Un casco usato in ambito medico che aiuta i pazienti con grave insufficienza respiratoria a respirare. Una creazione tutta italiana e prezioso strumento, soprattutto in questi tempi di pandemia da Covid-19.
Uno studio pubblicato dalla rivista Jama ha reso noto come tramite questo strumento la riduzione dall’intubazione ospedaliera sia del 40% rispetto ad altri sistemi. Il casco è utilizzato quasi solamente da rianimatori italiani. Per forma si tratta di un casco molto simile a quello utilizzato dai palombari.
Il casco italiano che agevola la respirazione
Il precitato studio dimostra come la strada italiana al supporto non invasivo possa avere grandi risultati nei confronti di pazienti affetti da coronavirus in quanto riduce del 40% il bisogno di ricorrere all’intubazione, rispetto a tecniche come l’ossigenoterapia ad alti flussi, considerato fino a ora il miglior supporto respiratorio in caso di ipossiemia.
Massimo Antonelli e Domenico Luca Grieco (per il gruppo di studio Covid-Icu-Gemelli) sono gli autori del lavoro e hanno fatto comprendere come il casco possa essere il modo migliore per far respirare tali pazienti, con la conseguente riduzione del bisogno di ricorrere all’intubazione alla ventilazione meccanica invasiva.
Le dichiarazioni di Grieco e Antonelli
Domenica Luca Grieco, rianimatore presso la Terapia Intensiva del Columbus Covid2 Hospital -Fondazione Policlinico Universitario Agostino Gemelli Irccs, ha affermato tramite alcune dichiarazioni riportate da Ansa: “Il casco è un approccio tutto italiano. Il suo uso non è frequente all’estero mentre l’ossigenoterapia ad alti flussi è stata finora considerata il gold standard per questi pazienti“. Ciò è inoltre indicato dalle linee guida con pazienti con ipossiemia grave del 2020.
Massimo Antonelli, direttore dell’Anestesia, Rianimazione, Terapia Intensiva e Tossicologia clinica della Fondazione Policlinico Universitario Agostino Gemelli Irccs e professore ordinario di Anestesiologia e Rianimazione all’Università Cattolica, campus di Roma, ha invece chiarito come lo studio sia stato finanziato “dalla Società italiana di anestesia, analgesia, rianimazione e terapia intensiva (Siaarti) e condotto in collaborazione con l’Ospedale di Rimini e le Università di Ferrara, Chieti e Bologna”.

**Consegna A**
Cita testualmente il passo del testo di lettura che va da "Massimo Antonelli e" a "grave del 2020.".
**Consegna B**
Elenca gli enti con cui, secondo il testo di lettura, è stato condotto in collaborazione lo studio sul casco.

(Voci di dati estratti)
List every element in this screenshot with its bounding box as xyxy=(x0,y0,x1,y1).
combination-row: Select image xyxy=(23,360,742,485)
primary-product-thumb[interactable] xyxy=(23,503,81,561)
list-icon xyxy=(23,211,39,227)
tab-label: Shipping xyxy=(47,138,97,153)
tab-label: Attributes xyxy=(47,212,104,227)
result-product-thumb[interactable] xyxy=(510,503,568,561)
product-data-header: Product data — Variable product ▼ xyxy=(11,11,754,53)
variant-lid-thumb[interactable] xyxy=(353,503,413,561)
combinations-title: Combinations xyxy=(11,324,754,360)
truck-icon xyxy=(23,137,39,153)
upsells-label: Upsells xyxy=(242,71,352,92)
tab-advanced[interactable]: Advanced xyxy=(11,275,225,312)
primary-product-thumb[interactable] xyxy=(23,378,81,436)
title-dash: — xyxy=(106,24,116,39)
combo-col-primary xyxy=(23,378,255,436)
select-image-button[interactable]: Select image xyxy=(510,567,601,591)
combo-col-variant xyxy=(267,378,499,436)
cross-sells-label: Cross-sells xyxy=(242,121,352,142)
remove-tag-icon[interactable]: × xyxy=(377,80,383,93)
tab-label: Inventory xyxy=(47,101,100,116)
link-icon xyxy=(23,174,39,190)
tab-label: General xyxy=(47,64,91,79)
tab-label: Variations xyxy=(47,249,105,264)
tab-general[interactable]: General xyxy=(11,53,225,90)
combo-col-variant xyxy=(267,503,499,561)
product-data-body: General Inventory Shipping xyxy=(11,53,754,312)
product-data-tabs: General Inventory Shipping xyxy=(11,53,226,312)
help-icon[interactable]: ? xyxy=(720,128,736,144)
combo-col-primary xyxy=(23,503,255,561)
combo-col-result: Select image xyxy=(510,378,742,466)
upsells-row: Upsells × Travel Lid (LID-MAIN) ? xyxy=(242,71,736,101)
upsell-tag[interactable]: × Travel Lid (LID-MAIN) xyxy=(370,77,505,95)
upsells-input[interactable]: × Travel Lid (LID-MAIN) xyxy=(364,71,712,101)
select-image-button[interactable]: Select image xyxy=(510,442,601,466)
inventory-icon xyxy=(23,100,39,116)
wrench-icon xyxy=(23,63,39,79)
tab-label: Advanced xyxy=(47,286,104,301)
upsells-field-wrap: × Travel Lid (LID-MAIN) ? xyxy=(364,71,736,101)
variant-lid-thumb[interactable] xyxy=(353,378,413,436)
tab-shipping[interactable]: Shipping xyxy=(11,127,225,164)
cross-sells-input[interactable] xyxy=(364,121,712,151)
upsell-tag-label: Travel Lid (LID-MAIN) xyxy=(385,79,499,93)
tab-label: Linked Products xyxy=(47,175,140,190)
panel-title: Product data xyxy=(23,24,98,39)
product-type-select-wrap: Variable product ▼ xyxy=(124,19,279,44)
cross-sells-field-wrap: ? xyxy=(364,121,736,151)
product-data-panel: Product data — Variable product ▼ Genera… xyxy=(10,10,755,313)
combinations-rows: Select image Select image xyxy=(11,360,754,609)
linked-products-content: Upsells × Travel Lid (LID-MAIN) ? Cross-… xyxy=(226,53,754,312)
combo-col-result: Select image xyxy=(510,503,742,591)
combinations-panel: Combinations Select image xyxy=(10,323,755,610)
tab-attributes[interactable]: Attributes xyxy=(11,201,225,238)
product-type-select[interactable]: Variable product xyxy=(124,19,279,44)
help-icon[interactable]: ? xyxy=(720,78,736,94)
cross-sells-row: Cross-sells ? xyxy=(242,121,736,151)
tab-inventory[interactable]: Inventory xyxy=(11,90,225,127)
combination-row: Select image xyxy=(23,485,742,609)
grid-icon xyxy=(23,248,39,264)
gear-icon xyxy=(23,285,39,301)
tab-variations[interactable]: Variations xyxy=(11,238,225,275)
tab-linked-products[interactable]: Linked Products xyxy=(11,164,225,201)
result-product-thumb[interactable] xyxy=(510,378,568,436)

**Soluzione A**
Massimo Antonelli e Domenico Luca Grieco (per il gruppo di studio Covid-Icu-Gemelli) sono gli autori del lavoro e hanno fatto comprendere come il casco possa essere il modo migliore per far respirare tali pazienti, con la conseguente riduzione del bisogno di ricorrere all’intubazione alla ventilazione meccanica invasiva.
Le dichiarazioni di Grieco e Antonelli
Domenica Luca Grieco, rianimatore presso la Terapia Intensiva del Columbus Covid2 Hospital -Fondazione Policlinico Universitario Agostino Gemelli Irccs, ha affermato tramite alcune dichiarazioni riportate da Ansa: “Il casco è un approccio tutto italiano. Il suo uso non è frequente all’estero mentre l’ossigenoterapia ad alti flussi è stata finora considerata il gold standard per questi pazienti“. Ciò è inoltre indicato dalle linee guida con pazienti con ipossiemia grave del 2020.

**Soluzione B**
- Ospedale di Rimini
- Università di Ferrara
- Università di Chieti
- Università di Bologna